§ EXERCISE: Filter the entries, keeping every line with the word "seorang".

═══

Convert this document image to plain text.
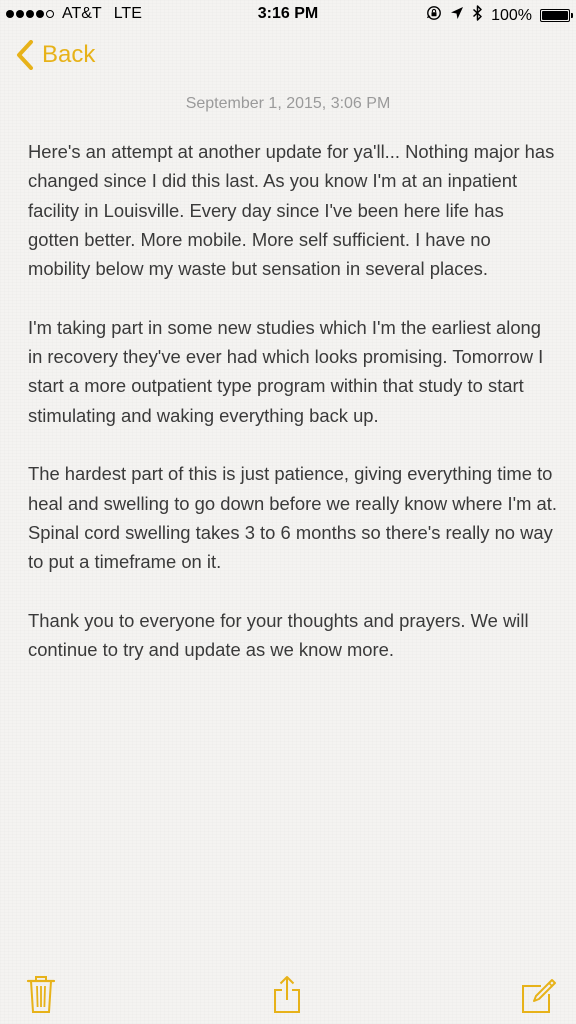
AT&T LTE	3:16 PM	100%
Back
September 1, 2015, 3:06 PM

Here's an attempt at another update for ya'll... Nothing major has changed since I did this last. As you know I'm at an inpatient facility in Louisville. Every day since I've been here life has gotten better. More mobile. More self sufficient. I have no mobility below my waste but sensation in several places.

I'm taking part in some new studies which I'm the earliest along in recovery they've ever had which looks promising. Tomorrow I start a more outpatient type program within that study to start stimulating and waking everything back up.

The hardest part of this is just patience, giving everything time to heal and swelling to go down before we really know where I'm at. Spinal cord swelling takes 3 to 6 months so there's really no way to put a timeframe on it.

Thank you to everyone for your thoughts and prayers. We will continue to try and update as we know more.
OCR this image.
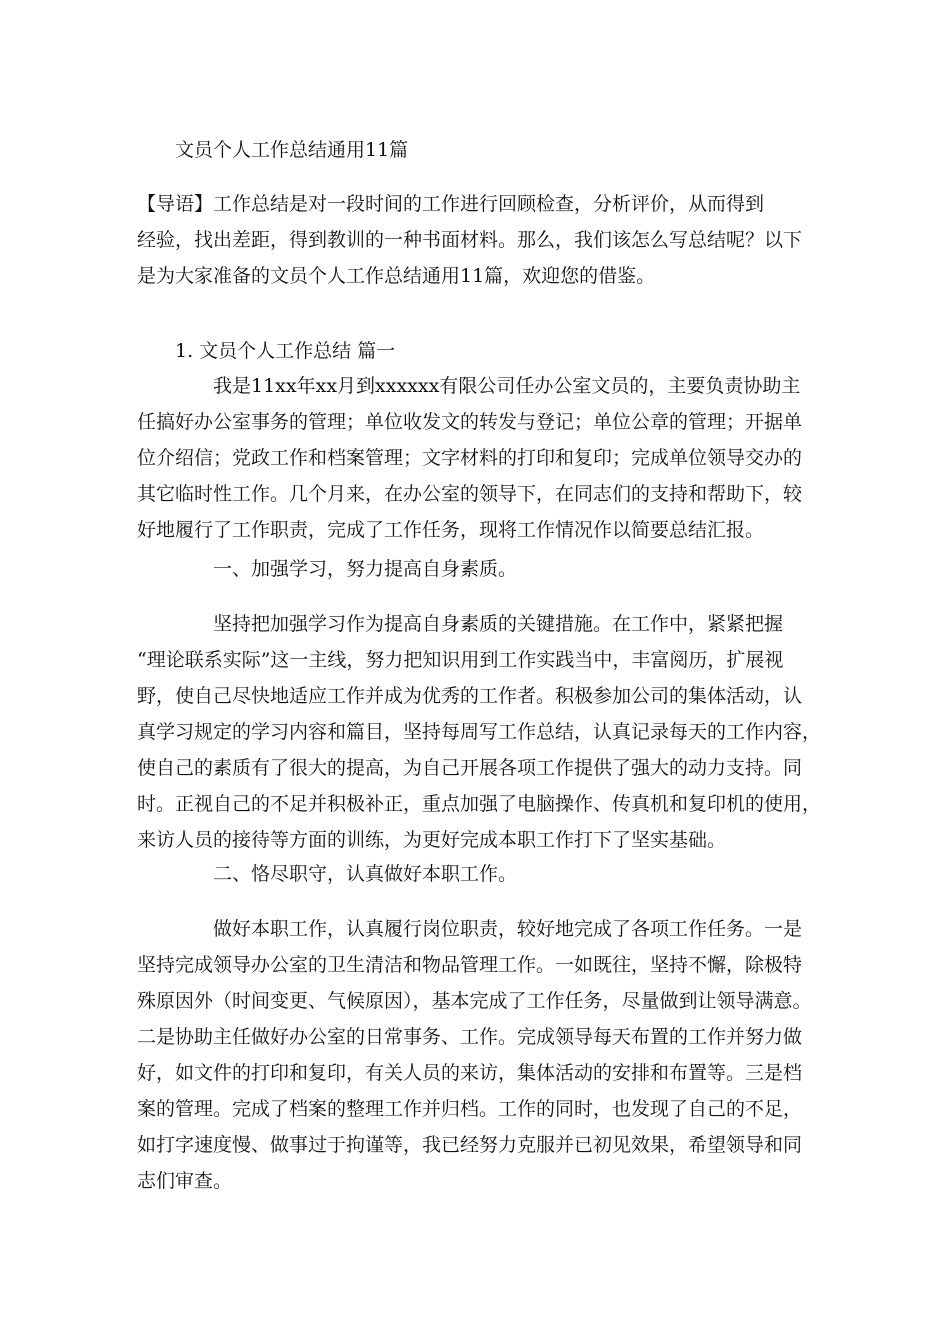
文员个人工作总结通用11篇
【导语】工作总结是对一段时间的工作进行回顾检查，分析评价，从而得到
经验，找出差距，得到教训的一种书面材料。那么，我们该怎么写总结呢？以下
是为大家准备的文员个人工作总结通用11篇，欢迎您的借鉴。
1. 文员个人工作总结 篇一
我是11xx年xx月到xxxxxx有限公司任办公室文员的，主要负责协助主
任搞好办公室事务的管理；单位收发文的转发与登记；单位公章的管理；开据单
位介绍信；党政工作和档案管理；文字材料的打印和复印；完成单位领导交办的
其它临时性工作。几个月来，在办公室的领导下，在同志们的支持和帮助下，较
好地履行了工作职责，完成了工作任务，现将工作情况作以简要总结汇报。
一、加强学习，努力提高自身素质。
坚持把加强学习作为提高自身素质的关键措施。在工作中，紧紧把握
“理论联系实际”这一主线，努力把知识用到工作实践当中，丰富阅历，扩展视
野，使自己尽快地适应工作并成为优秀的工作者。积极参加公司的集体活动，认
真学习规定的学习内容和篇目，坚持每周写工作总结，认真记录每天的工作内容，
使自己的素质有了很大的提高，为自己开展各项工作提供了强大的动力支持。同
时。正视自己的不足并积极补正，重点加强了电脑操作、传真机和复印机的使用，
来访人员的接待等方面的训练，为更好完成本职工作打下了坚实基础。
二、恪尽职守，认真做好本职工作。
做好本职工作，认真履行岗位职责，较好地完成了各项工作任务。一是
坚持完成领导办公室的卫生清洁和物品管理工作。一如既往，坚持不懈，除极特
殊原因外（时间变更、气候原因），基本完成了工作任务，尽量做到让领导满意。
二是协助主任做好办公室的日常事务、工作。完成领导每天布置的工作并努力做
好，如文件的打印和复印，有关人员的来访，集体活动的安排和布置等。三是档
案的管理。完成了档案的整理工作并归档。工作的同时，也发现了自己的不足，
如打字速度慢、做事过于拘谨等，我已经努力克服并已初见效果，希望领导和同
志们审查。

═══

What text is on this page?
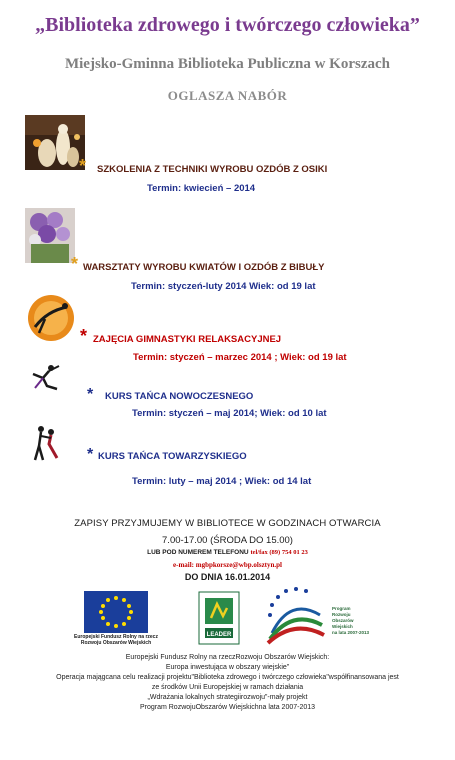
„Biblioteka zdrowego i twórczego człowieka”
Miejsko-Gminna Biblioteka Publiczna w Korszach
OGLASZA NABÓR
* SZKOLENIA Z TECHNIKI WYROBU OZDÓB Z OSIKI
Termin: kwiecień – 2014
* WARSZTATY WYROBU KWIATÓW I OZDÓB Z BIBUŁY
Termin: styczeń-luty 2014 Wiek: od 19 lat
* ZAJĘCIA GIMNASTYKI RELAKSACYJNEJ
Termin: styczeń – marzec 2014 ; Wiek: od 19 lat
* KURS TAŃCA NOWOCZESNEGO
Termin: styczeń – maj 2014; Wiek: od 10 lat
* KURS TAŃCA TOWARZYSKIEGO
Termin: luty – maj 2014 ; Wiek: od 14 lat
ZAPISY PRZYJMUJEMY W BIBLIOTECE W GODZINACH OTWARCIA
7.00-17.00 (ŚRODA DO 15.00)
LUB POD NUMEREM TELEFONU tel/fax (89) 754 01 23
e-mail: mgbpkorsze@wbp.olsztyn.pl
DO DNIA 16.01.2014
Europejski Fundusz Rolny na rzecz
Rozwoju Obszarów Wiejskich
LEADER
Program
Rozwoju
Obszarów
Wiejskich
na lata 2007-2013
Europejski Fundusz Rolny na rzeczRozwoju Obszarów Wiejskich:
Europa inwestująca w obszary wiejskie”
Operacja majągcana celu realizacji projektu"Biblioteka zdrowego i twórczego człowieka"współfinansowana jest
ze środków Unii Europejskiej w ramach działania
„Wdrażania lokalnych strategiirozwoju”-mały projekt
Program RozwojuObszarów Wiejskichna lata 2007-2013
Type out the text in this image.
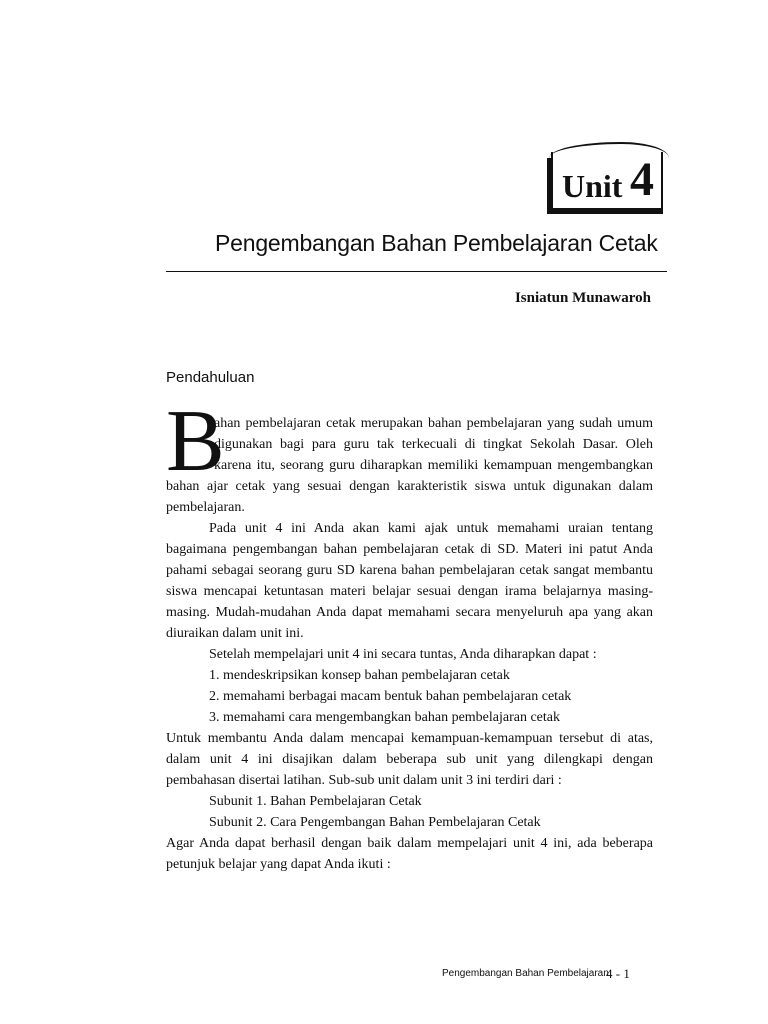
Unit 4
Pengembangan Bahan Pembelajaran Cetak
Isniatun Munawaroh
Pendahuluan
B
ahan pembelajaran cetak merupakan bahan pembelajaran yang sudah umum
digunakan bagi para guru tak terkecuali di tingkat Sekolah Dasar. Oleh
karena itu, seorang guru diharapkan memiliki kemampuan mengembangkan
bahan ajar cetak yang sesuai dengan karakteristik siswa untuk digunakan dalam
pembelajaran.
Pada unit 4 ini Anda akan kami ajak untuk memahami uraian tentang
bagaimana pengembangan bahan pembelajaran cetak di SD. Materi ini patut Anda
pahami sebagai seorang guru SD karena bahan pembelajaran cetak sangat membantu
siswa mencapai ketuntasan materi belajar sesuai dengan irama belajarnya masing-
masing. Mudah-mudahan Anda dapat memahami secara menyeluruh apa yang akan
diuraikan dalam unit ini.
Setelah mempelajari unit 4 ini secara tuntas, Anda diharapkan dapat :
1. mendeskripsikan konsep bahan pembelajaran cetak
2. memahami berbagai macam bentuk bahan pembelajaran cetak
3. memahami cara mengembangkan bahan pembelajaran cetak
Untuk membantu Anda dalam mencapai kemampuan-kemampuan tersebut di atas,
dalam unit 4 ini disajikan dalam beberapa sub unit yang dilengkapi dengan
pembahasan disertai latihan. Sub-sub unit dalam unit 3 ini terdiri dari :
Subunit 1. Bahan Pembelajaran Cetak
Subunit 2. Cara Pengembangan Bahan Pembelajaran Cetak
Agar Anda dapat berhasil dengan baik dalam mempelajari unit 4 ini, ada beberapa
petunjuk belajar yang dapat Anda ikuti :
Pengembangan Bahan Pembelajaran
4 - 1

═══

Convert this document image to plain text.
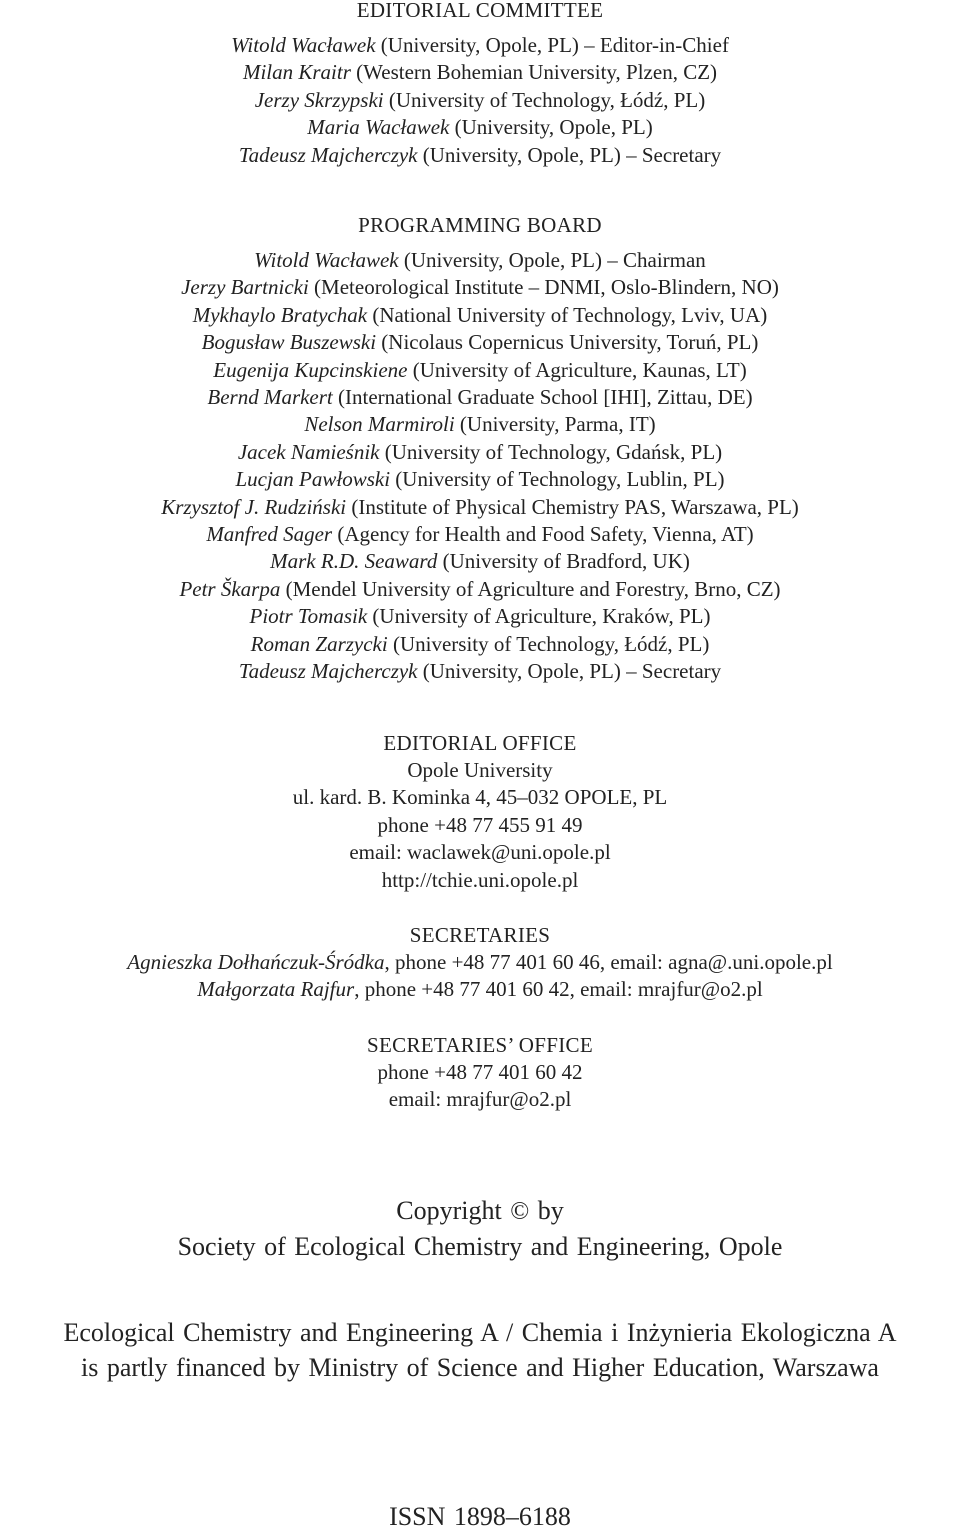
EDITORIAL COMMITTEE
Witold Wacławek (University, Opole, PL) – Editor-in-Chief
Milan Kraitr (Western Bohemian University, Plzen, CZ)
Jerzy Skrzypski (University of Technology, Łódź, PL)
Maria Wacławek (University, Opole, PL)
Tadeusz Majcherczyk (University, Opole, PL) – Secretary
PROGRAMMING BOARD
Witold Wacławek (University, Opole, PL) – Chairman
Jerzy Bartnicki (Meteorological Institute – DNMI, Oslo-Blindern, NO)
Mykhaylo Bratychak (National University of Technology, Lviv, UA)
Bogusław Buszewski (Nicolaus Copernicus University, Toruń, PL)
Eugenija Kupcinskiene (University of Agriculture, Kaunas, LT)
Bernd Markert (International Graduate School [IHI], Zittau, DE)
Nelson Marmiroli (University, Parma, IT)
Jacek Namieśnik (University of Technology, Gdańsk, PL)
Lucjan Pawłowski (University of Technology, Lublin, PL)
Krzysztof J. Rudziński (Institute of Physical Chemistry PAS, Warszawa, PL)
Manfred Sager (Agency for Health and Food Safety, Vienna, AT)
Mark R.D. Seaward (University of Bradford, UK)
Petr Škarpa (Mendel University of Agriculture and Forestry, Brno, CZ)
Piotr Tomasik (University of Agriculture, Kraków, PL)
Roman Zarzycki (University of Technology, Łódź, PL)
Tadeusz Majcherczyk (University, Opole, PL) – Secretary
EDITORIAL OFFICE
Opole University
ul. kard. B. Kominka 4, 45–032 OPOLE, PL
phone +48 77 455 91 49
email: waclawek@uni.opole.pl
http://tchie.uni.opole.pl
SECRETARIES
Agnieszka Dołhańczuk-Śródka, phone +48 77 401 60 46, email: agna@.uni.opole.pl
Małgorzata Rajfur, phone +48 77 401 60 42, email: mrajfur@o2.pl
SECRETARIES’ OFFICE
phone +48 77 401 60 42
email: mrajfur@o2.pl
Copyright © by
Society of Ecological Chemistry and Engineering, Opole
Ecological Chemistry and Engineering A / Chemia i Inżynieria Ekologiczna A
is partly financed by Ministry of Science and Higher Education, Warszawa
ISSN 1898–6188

═══

§ EXPECTED ANSWER:
karena itu, seorang guru diharapkan memiliki kemampuan mengembangkan
pahami sebagai seorang guru SD karena bahan pembelajaran cetak sangat membantu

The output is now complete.